— GIVEN TEXT —
Tom Jonas recently retired as a hockey player with the Toronto Maple Leafs. In the current year, he received his salary of $150,000 from the team and is eligible for a (National Hockey League) NHL pension in 15 years. He and his wife Mary have settled in Kingston, ontario where he runs a small sporting goods store as a proprietorship. He has provided you with the following information:

  • Net income from the store for the fiscal year ended Dec. 31 was $39,000. Next year he is hoping to double that.Mary works in the store about 35 hours a week and is paid $8 per hour. This is already included as an expense in determining the $39,000.
  • Toms other current year receipts are:
    • Endorsements of a brand of hockey equipment: $30,000
    • Eligible dividends from Canadian public corporations, $7200
    • Dividends from foreign corporations (net of $750 withholding tax) $6,750
    • Interest from Canadian bank, $4000
  • Tom also had the following expenses: cycling trip to Algonquin Provincial Park with family, $2,200; interest on bank loan to acquire public company shares, $4,050
  • In May of the previous year, Tom purchased a five year, $10,000 GIC. The interest rate was 6% . None of the interest is receivable until maturity in 5 years.

Tom has asked you to calculate his income for tax purposes. In addition , he wants you to provide any basic tax planning advice that might be appropriate.

— TASKS TO COMPLETE —
• A. Translate the following sentence from the tax case into French: "Tom has asked you to calculate his income for tax purposes."
• B. Revise the stretch of the tax case from "Tom Jonas recently" through "determining the $39,000.", changing "Kingston" to "Ottawa".

— GIVEN DATA —
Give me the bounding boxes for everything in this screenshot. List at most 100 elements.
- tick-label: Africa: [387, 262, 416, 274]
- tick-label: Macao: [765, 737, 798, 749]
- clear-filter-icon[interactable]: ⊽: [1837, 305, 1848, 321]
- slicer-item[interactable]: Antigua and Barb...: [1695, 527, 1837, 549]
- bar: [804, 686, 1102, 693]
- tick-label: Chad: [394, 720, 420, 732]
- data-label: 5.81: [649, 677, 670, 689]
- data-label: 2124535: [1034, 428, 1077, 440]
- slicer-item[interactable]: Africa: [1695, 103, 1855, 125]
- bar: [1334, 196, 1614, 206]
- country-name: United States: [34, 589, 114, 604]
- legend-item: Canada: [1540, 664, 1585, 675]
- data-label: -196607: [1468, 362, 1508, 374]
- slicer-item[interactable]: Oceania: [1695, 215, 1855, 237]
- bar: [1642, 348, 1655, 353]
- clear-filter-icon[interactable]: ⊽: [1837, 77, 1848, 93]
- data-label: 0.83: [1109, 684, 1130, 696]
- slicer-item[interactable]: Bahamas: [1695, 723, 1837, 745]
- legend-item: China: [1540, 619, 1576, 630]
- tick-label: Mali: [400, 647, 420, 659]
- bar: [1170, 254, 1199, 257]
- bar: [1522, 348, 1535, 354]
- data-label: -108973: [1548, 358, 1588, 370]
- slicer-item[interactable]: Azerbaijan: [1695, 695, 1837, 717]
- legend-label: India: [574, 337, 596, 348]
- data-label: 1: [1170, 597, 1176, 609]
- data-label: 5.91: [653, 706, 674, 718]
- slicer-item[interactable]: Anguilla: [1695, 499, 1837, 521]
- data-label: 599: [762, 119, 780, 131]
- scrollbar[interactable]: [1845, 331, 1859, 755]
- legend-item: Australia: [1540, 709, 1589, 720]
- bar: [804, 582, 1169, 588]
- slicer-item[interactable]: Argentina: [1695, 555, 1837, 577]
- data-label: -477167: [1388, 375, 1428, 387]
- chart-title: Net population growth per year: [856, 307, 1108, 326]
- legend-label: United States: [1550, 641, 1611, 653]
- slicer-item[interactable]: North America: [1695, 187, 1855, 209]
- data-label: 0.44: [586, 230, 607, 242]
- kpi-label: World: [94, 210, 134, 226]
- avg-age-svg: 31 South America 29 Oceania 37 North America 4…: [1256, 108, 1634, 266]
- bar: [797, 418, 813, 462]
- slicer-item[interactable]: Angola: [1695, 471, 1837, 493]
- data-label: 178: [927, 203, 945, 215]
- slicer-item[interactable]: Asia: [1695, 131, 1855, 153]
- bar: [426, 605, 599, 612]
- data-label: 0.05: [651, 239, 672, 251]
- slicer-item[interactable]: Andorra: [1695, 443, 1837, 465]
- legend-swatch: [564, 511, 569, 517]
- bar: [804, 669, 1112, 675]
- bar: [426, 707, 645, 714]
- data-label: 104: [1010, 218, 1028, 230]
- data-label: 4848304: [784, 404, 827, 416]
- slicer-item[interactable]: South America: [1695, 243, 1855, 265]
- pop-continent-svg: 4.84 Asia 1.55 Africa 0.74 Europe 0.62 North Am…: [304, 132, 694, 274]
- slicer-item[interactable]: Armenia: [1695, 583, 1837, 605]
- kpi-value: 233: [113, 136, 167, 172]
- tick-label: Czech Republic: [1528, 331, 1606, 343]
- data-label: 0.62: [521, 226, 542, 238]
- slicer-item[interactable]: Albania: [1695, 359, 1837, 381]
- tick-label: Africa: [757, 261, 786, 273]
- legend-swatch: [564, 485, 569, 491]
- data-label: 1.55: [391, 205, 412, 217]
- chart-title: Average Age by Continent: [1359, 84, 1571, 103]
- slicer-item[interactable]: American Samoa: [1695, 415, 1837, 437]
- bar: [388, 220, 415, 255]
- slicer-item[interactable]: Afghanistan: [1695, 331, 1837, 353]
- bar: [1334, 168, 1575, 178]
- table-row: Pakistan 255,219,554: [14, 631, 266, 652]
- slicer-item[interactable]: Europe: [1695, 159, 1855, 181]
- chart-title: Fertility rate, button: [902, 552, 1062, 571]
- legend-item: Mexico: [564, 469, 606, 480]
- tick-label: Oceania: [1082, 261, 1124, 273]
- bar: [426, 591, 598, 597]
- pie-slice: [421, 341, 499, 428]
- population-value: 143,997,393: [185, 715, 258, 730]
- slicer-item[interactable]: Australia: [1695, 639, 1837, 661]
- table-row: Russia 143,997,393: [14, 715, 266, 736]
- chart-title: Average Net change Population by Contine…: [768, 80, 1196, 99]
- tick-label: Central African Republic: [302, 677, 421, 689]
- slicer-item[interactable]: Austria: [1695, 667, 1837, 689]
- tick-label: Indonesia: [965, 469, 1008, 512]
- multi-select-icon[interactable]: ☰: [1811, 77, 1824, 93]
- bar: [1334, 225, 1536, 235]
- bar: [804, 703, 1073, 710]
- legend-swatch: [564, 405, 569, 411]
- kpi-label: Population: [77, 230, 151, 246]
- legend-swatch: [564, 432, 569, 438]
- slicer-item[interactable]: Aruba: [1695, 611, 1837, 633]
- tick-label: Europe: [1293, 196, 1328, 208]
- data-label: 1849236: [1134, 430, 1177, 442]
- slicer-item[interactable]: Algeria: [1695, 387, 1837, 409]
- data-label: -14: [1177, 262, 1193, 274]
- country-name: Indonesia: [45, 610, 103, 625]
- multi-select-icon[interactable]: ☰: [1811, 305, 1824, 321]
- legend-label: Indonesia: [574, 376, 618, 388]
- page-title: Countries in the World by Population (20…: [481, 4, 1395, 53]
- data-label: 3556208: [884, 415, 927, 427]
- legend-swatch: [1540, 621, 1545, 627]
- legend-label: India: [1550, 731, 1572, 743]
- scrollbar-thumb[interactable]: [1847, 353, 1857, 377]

— ANSWERS —
• A. Tom vous a demandé de calculer son revenu aux fins de l'impôt.

• B.
Tom Jonas recently retired as a hockey player with the Toronto Maple Leafs. In the current year, he received his salary of $150,000 from the team and is eligible for a (National Hockey League) NHL pension in 15 years. He and his wife Mary have settled in Ottawa, ontario where he runs a small sporting goods store as a proprietorship. He has provided you with the following information:

  • Net income from the store for the fiscal year ended Dec. 31 was $39,000. Next year he is hoping to double that.Mary works in the store about 35 hours a week and is paid $8 per hour. This is already included as an expense in determining the $39,000.